### ENTRIES SUPPLIED
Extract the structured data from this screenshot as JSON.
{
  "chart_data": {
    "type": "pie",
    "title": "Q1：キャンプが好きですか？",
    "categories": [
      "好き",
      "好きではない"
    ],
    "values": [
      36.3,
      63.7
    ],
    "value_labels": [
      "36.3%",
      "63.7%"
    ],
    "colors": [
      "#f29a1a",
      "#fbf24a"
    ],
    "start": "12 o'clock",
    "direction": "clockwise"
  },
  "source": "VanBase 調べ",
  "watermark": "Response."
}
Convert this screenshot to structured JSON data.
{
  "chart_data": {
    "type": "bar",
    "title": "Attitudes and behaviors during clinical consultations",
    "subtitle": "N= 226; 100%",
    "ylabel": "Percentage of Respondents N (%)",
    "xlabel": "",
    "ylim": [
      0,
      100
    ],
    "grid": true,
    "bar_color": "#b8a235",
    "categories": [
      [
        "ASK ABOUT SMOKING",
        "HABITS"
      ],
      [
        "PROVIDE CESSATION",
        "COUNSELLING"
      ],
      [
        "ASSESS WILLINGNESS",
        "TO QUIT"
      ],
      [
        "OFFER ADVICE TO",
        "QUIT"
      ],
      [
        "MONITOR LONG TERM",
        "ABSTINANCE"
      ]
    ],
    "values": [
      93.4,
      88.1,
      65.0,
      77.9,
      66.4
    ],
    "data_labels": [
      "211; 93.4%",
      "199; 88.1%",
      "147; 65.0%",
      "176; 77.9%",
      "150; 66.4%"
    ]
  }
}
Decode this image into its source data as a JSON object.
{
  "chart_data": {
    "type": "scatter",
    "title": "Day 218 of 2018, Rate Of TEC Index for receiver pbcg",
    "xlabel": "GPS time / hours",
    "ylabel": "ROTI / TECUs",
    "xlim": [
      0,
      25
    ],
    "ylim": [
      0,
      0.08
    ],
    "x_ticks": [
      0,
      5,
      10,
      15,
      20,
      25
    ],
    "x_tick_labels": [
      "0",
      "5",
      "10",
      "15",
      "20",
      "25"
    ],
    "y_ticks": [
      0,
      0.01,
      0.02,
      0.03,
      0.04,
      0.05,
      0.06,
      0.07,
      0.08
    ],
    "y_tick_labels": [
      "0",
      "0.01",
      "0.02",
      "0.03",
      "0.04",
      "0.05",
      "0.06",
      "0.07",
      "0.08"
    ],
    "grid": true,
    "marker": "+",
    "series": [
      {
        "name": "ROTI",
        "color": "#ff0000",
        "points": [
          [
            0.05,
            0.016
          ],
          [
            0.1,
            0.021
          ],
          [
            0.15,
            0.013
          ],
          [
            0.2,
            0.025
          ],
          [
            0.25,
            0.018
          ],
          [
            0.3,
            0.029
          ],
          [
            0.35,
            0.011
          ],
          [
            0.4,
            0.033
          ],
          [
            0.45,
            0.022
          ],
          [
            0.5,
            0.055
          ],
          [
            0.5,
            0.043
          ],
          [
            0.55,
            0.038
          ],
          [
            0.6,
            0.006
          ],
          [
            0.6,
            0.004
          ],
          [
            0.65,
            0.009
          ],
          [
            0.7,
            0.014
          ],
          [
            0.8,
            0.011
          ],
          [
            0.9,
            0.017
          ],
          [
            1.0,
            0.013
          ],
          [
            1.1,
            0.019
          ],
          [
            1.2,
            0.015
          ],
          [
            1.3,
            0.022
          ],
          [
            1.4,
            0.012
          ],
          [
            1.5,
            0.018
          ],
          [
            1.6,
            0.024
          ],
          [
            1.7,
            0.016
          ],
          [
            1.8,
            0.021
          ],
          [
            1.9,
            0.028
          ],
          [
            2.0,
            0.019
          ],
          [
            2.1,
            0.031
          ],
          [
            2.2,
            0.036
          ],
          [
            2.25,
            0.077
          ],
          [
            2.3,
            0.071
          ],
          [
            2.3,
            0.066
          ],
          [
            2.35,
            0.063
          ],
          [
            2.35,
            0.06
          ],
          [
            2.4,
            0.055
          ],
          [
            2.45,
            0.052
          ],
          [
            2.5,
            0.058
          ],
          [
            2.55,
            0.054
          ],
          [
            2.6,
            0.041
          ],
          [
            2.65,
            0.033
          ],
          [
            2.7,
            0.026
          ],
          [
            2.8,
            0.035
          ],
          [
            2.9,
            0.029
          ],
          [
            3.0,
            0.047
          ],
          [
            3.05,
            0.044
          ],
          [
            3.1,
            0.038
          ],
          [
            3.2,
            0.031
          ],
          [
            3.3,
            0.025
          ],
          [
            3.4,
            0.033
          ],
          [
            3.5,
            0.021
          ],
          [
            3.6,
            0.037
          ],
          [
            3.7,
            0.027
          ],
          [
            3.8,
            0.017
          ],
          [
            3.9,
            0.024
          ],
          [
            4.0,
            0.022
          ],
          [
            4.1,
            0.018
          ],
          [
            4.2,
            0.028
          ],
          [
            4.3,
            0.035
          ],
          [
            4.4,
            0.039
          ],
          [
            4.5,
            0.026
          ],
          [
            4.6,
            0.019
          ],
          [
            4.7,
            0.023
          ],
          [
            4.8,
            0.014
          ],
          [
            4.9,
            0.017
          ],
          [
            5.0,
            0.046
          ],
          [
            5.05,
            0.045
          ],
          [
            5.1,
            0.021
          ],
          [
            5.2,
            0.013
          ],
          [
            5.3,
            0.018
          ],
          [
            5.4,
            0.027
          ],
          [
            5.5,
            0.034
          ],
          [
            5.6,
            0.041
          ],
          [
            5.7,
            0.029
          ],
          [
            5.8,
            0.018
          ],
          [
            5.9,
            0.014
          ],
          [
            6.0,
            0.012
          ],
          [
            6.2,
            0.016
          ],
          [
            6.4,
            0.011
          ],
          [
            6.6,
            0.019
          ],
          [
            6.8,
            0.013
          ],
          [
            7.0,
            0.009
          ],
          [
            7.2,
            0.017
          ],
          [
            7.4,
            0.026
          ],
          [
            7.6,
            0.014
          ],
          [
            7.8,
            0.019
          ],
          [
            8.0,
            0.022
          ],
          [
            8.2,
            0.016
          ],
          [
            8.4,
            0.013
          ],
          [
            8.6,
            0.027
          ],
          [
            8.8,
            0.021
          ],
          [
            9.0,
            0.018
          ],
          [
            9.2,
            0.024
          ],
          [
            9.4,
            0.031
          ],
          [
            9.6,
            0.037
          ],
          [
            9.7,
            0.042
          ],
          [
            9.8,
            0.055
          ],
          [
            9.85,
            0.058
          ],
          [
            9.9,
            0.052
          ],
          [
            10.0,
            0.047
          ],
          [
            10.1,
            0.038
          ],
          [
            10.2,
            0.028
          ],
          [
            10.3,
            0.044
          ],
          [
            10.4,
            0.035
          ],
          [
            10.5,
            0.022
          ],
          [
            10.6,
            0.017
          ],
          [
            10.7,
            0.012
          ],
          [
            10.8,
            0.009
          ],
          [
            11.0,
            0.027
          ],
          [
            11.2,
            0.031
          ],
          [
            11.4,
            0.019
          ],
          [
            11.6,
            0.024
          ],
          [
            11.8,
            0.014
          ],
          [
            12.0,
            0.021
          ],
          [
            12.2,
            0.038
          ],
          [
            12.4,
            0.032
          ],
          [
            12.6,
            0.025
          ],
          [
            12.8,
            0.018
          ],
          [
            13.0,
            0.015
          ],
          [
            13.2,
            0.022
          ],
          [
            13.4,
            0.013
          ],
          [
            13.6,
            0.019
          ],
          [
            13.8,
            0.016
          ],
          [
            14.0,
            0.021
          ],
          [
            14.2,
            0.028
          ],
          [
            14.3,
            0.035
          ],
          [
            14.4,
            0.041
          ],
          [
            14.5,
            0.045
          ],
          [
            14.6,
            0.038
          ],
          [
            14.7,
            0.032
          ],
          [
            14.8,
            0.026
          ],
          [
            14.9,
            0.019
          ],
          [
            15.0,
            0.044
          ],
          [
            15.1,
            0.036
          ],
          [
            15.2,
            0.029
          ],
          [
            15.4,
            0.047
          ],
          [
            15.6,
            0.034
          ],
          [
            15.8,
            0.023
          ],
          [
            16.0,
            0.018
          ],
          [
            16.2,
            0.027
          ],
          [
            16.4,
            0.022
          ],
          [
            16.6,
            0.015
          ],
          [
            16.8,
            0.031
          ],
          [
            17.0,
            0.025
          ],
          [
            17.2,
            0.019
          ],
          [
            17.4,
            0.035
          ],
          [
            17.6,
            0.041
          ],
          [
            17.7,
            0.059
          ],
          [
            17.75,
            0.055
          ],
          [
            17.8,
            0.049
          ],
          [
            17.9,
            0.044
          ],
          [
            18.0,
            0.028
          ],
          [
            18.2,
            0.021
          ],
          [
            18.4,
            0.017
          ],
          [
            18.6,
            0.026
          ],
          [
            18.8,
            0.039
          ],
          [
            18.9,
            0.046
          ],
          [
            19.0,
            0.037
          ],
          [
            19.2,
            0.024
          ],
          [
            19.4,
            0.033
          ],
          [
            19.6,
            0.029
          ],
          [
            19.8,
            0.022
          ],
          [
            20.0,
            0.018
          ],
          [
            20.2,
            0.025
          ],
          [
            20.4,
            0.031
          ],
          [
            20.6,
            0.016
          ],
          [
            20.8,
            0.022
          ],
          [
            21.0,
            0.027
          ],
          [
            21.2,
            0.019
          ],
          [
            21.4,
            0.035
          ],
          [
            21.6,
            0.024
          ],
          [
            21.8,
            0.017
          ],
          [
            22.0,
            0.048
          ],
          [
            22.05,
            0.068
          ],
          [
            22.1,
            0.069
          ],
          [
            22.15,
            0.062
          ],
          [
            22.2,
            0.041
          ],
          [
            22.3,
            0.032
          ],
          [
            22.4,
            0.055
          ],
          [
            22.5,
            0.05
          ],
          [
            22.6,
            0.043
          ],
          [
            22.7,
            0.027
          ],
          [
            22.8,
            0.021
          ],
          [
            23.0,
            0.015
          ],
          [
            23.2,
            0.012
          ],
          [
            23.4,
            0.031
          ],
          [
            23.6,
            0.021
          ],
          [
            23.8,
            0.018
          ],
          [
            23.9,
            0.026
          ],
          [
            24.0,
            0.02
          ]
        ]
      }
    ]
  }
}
######
WHAT THE EXERCISE ASKS: From the entries above, extract every line where the word "source" appears.

OUTPUT BELOW:
  "source": "VanBase 調べ",
Decode this image into its source data as a JSON object.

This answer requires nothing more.